___ Data

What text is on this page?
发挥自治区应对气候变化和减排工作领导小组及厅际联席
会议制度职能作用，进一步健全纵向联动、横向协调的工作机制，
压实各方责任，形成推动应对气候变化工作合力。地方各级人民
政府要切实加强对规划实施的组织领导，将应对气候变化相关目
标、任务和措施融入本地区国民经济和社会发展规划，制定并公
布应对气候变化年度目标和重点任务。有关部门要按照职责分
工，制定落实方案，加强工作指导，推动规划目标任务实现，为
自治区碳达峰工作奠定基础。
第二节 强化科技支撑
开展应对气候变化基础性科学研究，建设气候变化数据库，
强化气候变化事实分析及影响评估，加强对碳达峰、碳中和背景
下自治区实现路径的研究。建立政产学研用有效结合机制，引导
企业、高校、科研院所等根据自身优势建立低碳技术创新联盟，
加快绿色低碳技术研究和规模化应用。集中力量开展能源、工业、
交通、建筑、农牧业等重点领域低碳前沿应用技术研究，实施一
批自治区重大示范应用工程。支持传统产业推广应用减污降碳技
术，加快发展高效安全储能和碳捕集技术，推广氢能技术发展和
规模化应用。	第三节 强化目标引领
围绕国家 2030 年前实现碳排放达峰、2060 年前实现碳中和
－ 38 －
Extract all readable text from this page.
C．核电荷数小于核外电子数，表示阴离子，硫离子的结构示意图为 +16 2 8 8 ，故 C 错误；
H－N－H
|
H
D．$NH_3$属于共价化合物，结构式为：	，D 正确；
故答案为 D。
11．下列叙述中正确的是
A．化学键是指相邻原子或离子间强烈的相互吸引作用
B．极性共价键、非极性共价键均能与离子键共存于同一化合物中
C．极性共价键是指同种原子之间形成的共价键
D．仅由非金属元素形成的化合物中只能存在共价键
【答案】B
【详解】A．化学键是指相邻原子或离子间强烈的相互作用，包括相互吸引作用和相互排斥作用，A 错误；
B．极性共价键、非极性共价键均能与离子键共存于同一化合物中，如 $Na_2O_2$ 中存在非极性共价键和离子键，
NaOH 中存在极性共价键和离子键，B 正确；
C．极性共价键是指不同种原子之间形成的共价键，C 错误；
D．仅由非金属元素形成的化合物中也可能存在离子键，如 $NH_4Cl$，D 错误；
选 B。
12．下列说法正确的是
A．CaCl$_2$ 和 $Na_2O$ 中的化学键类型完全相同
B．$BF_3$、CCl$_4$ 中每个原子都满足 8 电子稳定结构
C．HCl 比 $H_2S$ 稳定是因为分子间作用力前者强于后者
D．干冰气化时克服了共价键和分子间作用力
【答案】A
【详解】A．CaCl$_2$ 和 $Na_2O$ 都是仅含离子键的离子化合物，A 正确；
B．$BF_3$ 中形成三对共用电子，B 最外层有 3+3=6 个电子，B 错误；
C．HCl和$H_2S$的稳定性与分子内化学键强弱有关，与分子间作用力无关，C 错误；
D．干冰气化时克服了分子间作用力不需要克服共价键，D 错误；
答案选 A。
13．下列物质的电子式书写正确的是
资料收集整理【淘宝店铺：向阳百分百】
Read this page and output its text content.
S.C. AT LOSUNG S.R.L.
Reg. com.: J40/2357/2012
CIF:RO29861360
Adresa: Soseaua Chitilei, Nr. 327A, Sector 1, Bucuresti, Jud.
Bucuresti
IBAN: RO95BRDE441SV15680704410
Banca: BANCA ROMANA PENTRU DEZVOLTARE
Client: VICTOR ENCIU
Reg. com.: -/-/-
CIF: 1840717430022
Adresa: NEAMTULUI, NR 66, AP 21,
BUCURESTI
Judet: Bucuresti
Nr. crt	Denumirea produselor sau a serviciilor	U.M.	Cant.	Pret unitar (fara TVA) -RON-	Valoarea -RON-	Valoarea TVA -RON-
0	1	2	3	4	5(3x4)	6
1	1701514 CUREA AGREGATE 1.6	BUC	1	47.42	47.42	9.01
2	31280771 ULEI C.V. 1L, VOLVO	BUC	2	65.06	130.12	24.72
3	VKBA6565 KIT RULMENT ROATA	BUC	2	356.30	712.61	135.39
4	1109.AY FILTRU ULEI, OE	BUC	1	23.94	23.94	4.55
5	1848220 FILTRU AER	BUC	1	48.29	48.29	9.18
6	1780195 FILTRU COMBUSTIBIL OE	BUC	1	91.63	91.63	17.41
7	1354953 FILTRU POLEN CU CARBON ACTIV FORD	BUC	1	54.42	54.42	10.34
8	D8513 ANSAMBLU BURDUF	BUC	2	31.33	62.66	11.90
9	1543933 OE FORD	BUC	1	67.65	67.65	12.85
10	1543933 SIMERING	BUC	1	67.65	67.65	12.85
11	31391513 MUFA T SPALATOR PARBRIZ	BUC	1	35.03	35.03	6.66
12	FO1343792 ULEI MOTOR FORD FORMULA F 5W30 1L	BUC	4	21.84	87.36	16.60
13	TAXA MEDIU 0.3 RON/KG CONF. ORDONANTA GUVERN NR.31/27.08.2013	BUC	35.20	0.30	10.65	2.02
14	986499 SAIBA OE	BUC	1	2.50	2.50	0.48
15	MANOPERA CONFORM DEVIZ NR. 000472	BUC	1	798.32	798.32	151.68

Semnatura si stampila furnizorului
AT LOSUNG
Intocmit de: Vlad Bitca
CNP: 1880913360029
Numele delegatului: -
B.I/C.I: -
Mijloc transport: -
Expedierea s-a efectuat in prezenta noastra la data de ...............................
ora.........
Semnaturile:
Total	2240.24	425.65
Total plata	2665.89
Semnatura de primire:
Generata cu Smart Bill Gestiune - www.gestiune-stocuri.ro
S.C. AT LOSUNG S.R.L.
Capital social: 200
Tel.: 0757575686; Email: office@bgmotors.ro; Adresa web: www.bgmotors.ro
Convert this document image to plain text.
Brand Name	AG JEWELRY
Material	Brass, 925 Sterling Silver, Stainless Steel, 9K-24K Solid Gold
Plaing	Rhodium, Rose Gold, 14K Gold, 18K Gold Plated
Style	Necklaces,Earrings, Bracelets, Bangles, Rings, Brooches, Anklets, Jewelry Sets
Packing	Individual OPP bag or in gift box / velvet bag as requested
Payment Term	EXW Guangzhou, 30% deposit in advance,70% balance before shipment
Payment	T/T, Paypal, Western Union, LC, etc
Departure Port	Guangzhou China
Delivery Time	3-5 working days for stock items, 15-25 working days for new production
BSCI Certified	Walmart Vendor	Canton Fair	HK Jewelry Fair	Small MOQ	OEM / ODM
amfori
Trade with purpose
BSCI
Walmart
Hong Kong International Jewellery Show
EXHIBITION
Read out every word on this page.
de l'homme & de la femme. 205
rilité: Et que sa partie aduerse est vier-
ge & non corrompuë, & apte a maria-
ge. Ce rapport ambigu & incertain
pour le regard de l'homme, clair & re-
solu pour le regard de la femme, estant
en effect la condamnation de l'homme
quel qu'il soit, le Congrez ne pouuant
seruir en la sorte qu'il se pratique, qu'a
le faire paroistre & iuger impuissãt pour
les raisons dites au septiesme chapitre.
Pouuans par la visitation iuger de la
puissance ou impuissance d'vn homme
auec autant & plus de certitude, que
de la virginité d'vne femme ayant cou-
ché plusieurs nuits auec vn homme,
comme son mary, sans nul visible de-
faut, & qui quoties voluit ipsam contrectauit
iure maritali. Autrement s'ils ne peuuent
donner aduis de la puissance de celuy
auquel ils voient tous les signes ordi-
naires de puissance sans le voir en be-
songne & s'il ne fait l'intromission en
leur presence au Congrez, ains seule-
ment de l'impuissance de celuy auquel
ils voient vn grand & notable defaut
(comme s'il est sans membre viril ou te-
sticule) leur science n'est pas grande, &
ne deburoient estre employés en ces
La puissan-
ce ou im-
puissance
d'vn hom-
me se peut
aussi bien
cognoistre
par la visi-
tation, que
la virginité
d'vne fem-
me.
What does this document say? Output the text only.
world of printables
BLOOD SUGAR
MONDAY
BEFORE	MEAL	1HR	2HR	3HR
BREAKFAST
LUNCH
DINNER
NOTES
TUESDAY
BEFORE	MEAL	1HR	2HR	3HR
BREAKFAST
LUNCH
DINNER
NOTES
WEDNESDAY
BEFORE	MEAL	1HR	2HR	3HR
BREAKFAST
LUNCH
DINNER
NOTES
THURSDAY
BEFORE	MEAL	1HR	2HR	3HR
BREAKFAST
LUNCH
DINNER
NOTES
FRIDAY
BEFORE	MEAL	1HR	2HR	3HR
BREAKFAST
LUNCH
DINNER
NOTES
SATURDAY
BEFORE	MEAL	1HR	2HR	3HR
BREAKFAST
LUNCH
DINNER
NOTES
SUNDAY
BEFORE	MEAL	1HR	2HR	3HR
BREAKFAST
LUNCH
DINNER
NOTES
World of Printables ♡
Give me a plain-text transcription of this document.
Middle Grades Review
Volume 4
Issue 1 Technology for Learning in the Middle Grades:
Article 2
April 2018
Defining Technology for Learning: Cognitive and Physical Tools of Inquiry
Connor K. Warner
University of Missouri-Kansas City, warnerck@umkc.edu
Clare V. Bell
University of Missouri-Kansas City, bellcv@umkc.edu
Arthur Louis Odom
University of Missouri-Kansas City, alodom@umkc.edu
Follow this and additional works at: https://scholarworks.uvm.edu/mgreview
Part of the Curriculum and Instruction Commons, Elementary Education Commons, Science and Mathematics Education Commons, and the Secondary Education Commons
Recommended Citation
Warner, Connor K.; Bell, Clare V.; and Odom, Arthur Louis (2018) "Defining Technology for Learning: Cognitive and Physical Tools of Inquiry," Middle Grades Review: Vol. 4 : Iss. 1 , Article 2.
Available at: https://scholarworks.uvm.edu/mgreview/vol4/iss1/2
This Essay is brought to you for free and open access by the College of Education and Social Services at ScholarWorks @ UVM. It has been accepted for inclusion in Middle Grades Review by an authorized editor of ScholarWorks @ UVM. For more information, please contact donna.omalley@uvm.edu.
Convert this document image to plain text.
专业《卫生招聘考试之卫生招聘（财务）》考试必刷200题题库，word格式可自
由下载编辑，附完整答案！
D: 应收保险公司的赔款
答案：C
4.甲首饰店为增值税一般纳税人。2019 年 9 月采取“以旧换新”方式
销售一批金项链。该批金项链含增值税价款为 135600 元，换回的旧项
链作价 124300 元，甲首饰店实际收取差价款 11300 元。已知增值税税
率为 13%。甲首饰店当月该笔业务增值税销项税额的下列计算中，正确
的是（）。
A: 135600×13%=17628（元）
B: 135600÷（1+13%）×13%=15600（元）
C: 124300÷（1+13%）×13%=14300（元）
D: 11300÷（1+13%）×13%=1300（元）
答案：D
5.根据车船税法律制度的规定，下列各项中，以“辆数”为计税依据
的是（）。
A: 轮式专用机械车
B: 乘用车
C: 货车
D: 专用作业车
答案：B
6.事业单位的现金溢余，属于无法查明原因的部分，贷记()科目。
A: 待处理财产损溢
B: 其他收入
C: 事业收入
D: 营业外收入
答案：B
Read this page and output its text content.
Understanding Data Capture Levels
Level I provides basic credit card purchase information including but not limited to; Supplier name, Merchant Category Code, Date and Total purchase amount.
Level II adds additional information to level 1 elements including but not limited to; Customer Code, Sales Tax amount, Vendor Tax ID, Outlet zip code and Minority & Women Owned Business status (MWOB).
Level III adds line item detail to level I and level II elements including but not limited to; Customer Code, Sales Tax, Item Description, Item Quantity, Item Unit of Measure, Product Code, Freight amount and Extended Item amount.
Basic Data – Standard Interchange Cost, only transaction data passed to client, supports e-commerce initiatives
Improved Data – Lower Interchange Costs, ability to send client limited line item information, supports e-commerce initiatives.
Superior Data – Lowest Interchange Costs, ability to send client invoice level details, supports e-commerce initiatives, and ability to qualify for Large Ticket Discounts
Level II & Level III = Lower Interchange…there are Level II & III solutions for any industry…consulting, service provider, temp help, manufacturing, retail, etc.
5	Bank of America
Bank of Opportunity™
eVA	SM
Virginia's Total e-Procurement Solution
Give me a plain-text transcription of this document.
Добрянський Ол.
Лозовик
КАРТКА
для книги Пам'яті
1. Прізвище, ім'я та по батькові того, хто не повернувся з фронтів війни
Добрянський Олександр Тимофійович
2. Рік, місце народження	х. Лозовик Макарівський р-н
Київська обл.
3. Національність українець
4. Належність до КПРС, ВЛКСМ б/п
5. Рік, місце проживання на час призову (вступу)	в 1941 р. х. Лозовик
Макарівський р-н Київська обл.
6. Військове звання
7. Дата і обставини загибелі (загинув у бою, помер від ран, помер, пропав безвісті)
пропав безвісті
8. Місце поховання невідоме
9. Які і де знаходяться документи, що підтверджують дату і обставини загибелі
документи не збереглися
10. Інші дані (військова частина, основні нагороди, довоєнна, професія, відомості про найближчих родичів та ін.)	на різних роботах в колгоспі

______

:: What you are asked to do ::
Pick out the lines that include the word "umkc" and write them out.

:: In response ::
University of Missouri-Kansas City, warnerck@umkc.edu
University of Missouri-Kansas City, bellcv@umkc.edu
University of Missouri-Kansas City, alodom@umkc.edu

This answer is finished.